Write out the listing in full, matching it word for word.

┌─ Supplied information

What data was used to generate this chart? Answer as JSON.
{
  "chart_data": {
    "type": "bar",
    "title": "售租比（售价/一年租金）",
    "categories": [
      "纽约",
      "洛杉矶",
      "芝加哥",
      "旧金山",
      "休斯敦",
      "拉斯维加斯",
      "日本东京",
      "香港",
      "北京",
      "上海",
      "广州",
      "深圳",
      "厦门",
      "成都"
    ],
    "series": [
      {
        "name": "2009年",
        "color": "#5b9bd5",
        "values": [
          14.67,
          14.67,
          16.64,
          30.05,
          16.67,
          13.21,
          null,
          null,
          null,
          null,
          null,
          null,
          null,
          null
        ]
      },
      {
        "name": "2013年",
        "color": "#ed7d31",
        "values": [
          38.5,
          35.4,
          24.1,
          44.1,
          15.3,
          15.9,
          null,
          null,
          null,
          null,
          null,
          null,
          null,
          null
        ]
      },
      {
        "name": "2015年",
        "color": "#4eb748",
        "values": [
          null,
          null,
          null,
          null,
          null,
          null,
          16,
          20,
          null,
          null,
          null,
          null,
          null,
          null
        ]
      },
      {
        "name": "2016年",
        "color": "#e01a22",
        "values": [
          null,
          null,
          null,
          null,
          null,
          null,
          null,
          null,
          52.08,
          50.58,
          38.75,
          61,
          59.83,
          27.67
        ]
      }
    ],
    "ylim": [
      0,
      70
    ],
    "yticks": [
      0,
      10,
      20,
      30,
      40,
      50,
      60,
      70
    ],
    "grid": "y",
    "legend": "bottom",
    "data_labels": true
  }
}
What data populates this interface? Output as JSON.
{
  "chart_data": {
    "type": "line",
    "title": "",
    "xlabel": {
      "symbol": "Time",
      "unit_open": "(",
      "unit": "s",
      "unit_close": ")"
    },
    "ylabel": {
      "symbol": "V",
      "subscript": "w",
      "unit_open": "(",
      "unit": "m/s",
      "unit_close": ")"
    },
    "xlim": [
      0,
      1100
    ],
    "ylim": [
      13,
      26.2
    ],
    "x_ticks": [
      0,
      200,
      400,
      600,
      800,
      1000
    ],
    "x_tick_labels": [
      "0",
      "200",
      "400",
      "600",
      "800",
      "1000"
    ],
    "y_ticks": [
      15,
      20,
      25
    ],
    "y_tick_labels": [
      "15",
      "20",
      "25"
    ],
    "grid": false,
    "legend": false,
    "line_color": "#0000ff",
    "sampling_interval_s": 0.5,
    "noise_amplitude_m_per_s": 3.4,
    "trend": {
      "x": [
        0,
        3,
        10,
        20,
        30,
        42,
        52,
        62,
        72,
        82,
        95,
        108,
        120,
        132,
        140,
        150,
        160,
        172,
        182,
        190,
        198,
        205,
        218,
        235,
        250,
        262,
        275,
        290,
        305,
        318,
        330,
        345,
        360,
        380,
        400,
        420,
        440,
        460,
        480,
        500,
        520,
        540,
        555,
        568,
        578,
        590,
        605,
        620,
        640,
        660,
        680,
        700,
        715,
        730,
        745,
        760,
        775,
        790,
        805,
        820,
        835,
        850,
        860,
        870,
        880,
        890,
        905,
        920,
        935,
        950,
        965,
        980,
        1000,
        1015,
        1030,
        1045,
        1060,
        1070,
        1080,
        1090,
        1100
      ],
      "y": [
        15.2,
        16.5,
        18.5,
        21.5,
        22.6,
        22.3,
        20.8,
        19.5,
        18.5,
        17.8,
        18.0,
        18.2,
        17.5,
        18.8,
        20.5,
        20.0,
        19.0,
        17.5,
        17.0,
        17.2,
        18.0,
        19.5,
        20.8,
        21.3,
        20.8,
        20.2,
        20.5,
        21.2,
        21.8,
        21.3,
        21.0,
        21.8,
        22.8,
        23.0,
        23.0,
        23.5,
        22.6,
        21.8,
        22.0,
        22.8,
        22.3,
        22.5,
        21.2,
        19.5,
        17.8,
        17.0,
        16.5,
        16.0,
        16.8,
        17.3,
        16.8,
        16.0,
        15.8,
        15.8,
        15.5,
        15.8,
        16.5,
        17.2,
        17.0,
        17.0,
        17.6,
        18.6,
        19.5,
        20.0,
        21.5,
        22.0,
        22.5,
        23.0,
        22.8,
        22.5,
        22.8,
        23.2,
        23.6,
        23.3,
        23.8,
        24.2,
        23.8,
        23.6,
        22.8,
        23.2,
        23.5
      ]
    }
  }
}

└─

◆ **Written answer**
What data was used to generate this chart? Answer as JSON.
{
  "chart_data": {
    "type": "bar",
    "title": "售租比（售价/一年租金）",
    "categories": [
      "纽约",
      "洛杉矶",
      "芝加哥",
      "旧金山",
      "休斯敦",
      "拉斯维加斯",
      "日本东京",
      "香港",
      "北京",
      "上海",
      "广州",
      "深圳",
      "厦门",
      "成都"
    ],
    "series": [
      {
        "name": "2009年",
        "color": "#5b9bd5",
        "values": [
          14.67,
          14.67,
          16.64,
          30.05,
          16.67,
          13.21,
          null,
          null,
          null,
          null,
          null,
          null,
          null,
          null
        ]
      },
      {
        "name": "2013年",
        "color": "#ed7d31",
        "values": [
          38.5,
          35.4,
          24.1,
          44.1,
          15.3,
          15.9,
          null,
          null,
          null,
          null,
          null,
          null,
          null,
          null
        ]
      },
      {
        "name": "2015年",
        "color": "#4eb748",
        "values": [
          null,
          null,
          null,
          null,
          null,
          null,
          16,
          20,
          null,
          null,
          null,
          null,
          null,
          null
        ]
      },
      {
        "name": "2016年",
        "color": "#e01a22",
        "values": [
          null,
          null,
          null,
          null,
          null,
          null,
          null,
          null,
          52.08,
          50.58,
          38.75,
          61,
          59.83,
          27.67
        ]
      }
    ],
    "ylim": [
      0,
      70
    ],
    "yticks": [
      0,
      10,
      20,
      30,
      40,
      50,
      60,
      70
    ],
    "grid": "y",
    "legend": "bottom",
    "data_labels": true
  }
}
What data populates this interface? Output as JSON.
{
  "chart_data": {
    "type": "line",
    "title": "",
    "xlabel": {
      "symbol": "Time",
      "unit_open": "(",
      "unit": "s",
      "unit_close": ")"
    },
    "ylabel": {
      "symbol": "V",
      "subscript": "w",
      "unit_open": "(",
      "unit": "m/s",
      "unit_close": ")"
    },
    "xlim": [
      0,
      1100
    ],
    "ylim": [
      13,
      26.2
    ],
    "x_ticks": [
      0,
      200,
      400,
      600,
      800,
      1000
    ],
    "x_tick_labels": [
      "0",
      "200",
      "400",
      "600",
      "800",
      "1000"
    ],
    "y_ticks": [
      15,
      20,
      25
    ],
    "y_tick_labels": [
      "15",
      "20",
      "25"
    ],
    "grid": false,
    "legend": false,
    "line_color": "#0000ff",
    "sampling_interval_s": 0.5,
    "noise_amplitude_m_per_s": 3.4,
    "trend": {
      "x": [
        0,
        3,
        10,
        20,
        30,
        42,
        52,
        62,
        72,
        82,
        95,
        108,
        120,
        132,
        140,
        150,
        160,
        172,
        182,
        190,
        198,
        205,
        218,
        235,
        250,
        262,
        275,
        290,
        305,
        318,
        330,
        345,
        360,
        380,
        400,
        420,
        440,
        460,
        480,
        500,
        520,
        540,
        555,
        568,
        578,
        590,
        605,
        620,
        640,
        660,
        680,
        700,
        715,
        730,
        745,
        760,
        775,
        790,
        805,
        820,
        835,
        850,
        860,
        870,
        880,
        890,
        905,
        920,
        935,
        950,
        965,
        980,
        1000,
        1015,
        1030,
        1045,
        1060,
        1070,
        1080,
        1090,
        1100
      ],
      "y": [
        15.2,
        16.5,
        18.5,
        21.5,
        22.6,
        22.3,
        20.8,
        19.5,
        18.5,
        17.8,
        18.0,
        18.2,
        17.5,
        18.8,
        20.5,
        20.0,
        19.0,
        17.5,
        17.0,
        17.2,
        18.0,
        19.5,
        20.8,
        21.3,
        20.8,
        20.2,
        20.5,
        21.2,
        21.8,
        21.3,
        21.0,
        21.8,
        22.8,
        23.0,
        23.0,
        23.5,
        22.6,
        21.8,
        22.0,
        22.8,
        22.3,
        22.5,
        21.2,
        19.5,
        17.8,
        17.0,
        16.5,
        16.0,
        16.8,
        17.3,
        16.8,
        16.0,
        15.8,
        15.8,
        15.5,
        15.8,
        16.5,
        17.2,
        17.0,
        17.0,
        17.6,
        18.6,
        19.5,
        20.0,
        21.5,
        22.0,
        22.5,
        23.0,
        22.8,
        22.5,
        22.8,
        23.2,
        23.6,
        23.3,
        23.8,
        24.2,
        23.8,
        23.6,
        22.8,
        23.2,
        23.5
      ]
    }
  }
}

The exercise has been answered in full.